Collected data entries
* BEGIN *
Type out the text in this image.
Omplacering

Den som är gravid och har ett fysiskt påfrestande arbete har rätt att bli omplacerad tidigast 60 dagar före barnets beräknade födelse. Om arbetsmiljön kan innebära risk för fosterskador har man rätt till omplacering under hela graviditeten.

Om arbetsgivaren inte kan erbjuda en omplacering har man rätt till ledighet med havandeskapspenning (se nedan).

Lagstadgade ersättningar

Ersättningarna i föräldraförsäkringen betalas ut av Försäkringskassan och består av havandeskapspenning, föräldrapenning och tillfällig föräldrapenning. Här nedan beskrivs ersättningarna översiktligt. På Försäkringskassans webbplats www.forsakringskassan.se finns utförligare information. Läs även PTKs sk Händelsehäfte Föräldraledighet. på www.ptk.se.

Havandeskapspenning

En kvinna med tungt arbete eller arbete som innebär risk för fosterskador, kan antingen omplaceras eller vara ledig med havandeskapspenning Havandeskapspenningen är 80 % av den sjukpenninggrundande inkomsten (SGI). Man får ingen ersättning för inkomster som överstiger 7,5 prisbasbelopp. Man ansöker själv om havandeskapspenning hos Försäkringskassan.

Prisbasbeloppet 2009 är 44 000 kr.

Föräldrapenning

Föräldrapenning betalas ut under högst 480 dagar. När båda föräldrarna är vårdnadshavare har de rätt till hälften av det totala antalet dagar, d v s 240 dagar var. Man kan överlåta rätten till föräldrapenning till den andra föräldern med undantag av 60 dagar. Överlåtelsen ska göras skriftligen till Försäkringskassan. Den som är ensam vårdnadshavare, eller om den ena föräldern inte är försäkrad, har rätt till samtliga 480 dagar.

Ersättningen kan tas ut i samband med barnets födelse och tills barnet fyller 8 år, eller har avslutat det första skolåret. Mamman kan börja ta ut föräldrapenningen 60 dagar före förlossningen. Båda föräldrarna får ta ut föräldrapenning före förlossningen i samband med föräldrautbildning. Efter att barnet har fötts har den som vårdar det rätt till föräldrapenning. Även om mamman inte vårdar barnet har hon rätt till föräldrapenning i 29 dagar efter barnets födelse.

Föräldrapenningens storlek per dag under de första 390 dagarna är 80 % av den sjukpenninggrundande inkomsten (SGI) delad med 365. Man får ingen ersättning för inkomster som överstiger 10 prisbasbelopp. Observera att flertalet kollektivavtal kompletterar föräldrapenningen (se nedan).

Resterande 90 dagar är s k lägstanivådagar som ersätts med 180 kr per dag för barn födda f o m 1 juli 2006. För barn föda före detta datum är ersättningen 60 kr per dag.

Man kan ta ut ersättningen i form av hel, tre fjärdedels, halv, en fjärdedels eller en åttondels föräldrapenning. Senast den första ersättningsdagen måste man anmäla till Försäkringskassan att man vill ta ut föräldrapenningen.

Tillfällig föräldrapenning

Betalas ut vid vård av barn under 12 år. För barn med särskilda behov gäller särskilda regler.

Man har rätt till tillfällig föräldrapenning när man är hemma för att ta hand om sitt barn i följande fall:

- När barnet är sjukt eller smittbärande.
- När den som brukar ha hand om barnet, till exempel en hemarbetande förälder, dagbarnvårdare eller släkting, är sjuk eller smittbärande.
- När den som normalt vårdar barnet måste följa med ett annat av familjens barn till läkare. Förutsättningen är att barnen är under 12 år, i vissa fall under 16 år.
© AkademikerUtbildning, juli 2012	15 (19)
* END *
SET PROBLEM =
Using the records given above, list every line that includes the word "fall".

RESPONSE TO THE EXERCISE =
Man har rätt till tillfällig föräldrapenning när man är hemma för att ta hand om sitt barn i följande fall:
- När den som normalt vårdar barnet måste följa med ett annat av familjens barn till läkare. Förutsättningen är att barnen är under 12 år, i vissa fall under 16 år.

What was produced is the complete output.